== What to work on ==
Every line in the following data that has "text" counts toward the total; state that total alone.

** Opening Input records block **

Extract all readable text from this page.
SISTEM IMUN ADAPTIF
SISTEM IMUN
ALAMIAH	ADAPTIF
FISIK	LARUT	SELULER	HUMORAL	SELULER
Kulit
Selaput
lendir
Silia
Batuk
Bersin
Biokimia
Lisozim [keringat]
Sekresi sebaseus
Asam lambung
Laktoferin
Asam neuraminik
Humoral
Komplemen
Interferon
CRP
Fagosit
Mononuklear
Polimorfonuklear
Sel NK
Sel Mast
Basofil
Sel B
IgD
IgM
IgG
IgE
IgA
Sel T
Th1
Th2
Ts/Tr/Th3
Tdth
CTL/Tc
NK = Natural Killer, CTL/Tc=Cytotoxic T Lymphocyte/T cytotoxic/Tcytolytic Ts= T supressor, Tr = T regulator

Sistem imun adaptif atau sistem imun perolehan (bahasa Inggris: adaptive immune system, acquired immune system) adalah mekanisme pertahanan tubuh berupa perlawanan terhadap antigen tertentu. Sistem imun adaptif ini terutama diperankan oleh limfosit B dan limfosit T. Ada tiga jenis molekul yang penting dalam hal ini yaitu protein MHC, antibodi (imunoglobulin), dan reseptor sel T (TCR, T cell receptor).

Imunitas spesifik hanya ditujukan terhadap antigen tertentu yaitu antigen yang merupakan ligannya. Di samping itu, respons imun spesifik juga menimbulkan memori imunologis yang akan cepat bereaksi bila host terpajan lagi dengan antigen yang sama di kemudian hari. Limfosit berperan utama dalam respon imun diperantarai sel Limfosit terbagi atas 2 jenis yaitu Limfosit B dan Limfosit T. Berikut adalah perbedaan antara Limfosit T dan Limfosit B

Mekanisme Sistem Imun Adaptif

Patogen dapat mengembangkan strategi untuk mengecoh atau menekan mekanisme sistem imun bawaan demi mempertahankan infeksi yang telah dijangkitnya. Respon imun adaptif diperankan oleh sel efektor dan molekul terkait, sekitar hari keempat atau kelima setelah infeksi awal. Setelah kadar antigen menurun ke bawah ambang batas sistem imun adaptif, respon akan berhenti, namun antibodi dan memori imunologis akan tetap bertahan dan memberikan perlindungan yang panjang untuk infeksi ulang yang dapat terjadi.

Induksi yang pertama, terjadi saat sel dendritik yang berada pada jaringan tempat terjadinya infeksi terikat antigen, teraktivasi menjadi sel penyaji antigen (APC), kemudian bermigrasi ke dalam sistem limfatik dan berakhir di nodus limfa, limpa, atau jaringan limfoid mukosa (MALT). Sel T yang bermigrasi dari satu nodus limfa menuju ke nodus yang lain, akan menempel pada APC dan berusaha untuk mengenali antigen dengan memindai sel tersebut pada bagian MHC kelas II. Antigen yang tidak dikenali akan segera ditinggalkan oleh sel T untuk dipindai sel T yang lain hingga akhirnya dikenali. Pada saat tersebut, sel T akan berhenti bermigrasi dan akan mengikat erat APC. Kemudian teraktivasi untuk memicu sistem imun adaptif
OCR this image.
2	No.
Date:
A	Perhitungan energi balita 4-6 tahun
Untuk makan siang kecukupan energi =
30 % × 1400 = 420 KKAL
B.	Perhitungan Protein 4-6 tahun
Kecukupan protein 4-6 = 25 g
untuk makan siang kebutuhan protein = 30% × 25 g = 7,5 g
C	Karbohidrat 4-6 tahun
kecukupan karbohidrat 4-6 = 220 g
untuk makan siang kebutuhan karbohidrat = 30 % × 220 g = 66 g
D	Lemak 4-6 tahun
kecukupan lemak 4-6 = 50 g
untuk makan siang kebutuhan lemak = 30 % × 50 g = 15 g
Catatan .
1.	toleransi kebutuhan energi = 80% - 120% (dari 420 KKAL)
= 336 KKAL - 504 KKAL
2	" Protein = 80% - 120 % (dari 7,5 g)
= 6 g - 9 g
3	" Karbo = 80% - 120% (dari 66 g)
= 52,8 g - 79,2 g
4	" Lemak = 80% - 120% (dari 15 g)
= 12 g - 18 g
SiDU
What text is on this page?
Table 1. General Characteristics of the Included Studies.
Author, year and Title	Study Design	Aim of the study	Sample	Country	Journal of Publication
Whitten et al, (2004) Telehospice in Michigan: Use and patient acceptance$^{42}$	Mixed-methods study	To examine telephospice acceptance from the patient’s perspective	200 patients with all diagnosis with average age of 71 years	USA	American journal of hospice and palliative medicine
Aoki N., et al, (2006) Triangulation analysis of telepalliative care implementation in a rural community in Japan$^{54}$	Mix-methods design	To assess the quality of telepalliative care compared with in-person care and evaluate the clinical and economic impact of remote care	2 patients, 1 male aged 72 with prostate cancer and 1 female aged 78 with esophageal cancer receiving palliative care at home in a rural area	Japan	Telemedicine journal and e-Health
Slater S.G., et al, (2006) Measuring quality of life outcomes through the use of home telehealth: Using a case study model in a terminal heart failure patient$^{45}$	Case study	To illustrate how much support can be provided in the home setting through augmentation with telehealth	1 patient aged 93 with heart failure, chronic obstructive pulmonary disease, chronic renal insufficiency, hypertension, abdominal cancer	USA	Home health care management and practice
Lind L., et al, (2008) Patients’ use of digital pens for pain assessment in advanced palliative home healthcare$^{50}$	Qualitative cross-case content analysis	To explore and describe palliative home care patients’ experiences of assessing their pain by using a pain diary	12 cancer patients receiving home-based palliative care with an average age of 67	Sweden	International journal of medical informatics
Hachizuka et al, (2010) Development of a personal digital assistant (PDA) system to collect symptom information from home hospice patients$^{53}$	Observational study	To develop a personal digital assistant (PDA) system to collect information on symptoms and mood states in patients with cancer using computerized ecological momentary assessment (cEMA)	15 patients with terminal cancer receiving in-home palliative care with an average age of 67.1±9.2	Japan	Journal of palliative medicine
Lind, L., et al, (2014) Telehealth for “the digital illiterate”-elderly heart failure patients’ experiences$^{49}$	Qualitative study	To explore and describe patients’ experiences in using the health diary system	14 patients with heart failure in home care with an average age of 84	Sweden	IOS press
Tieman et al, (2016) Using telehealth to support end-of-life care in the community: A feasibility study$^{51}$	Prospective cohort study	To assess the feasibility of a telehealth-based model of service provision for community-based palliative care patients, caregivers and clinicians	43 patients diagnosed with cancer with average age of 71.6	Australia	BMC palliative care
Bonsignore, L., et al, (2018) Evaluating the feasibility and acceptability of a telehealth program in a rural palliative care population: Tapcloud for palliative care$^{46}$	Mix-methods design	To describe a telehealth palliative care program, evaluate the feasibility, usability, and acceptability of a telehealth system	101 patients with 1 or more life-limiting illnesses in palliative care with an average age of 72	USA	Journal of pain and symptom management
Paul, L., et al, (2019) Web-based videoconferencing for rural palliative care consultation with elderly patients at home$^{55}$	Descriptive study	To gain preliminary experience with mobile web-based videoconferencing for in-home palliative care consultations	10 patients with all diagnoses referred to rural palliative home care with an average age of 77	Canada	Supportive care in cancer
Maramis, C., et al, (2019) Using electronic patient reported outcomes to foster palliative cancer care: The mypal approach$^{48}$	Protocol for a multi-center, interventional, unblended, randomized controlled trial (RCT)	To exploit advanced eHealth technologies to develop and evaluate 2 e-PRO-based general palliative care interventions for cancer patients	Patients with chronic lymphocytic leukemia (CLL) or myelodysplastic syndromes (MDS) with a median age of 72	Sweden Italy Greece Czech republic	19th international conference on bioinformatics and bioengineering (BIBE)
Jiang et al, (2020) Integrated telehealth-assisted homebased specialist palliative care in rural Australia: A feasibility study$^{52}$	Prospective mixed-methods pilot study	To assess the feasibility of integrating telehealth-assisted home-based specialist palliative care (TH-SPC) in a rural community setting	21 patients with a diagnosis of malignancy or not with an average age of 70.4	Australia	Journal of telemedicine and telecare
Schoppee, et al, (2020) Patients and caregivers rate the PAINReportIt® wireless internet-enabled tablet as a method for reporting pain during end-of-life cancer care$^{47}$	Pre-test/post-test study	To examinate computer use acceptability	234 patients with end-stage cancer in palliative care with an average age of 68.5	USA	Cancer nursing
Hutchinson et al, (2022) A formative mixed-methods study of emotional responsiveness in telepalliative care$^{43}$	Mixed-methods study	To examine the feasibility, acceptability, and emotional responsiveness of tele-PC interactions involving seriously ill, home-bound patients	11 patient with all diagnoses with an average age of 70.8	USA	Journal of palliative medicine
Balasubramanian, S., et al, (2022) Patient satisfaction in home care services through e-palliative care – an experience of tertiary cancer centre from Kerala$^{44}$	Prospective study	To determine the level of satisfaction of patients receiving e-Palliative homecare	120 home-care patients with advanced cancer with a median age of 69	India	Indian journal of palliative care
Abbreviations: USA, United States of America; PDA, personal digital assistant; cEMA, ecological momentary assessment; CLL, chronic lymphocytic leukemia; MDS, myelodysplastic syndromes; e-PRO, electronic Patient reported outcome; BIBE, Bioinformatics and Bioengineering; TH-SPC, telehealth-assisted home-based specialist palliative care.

** Closing Input records block **

== Exercise output ==
2